* Start AVAILABLE RECORDS *

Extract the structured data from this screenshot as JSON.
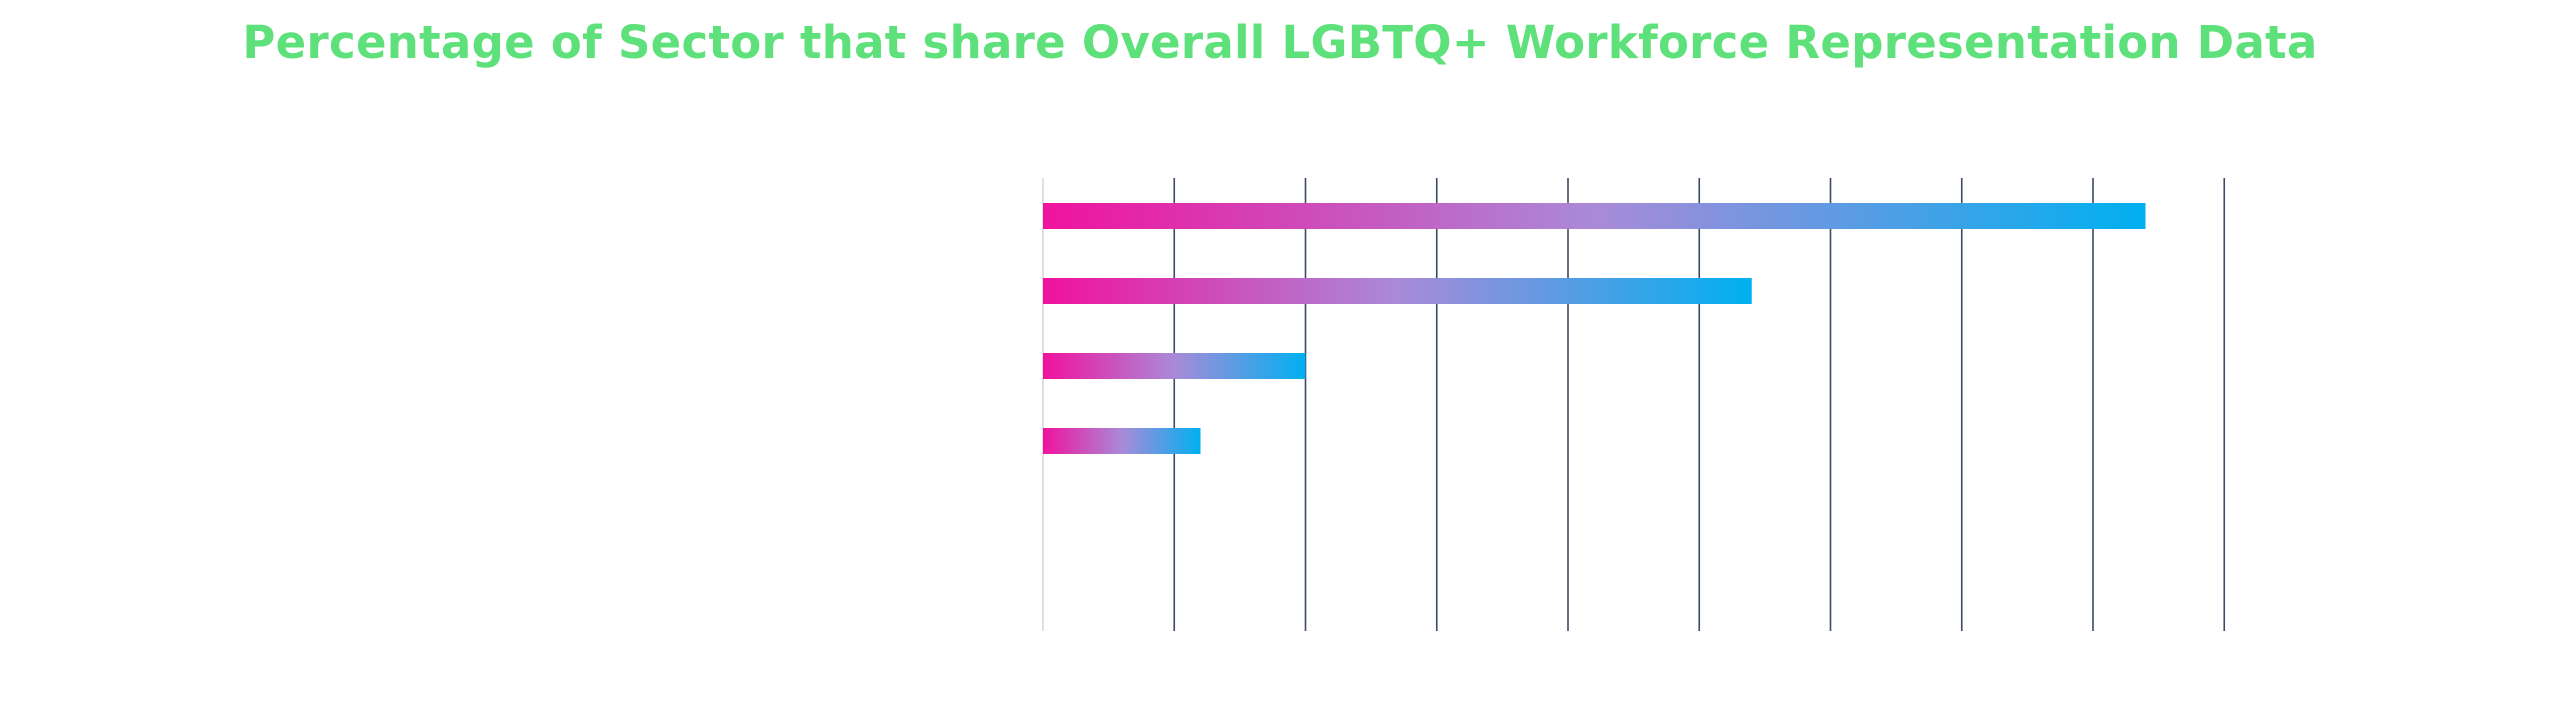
{
  "chart_data": {
    "type": "bar",
    "orientation": "horizontal",
    "title": "Percentage of Sector that share Overall LGBTQ+ Workforce Representation Data",
    "categories": [
      "",
      "",
      "",
      "",
      "",
      ""
    ],
    "values": [
      84,
      54,
      20,
      12,
      0,
      0
    ],
    "xlim": [
      0,
      90
    ],
    "tick_step": 10,
    "xlabel": "",
    "ylabel": "",
    "grid": true,
    "legend": "none",
    "colors": {
      "title": "#5ee07a",
      "gridline": "#3d4a66",
      "zero_axis": "#d6d6d6",
      "bar_gradient_start": "#f0129e",
      "bar_gradient_mid": "#a98ad8",
      "bar_gradient_end": "#00b0f0"
    }
  }
}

* End AVAILABLE RECORDS *

**WHAT THIS TASK INVOLVES:** Repeat the material verbatim. Do not carry over any picture.

**CORRECT ANSWER:**
Extract the structured data from this screenshot as JSON.
{
  "chart_data": {
    "type": "bar",
    "orientation": "horizontal",
    "title": "Percentage of Sector that share Overall LGBTQ+ Workforce Representation Data",
    "categories": [
      "",
      "",
      "",
      "",
      "",
      ""
    ],
    "values": [
      84,
      54,
      20,
      12,
      0,
      0
    ],
    "xlim": [
      0,
      90
    ],
    "tick_step": 10,
    "xlabel": "",
    "ylabel": "",
    "grid": true,
    "legend": "none",
    "colors": {
      "title": "#5ee07a",
      "gridline": "#3d4a66",
      "zero_axis": "#d6d6d6",
      "bar_gradient_start": "#f0129e",
      "bar_gradient_mid": "#a98ad8",
      "bar_gradient_end": "#00b0f0"
    }
  }
}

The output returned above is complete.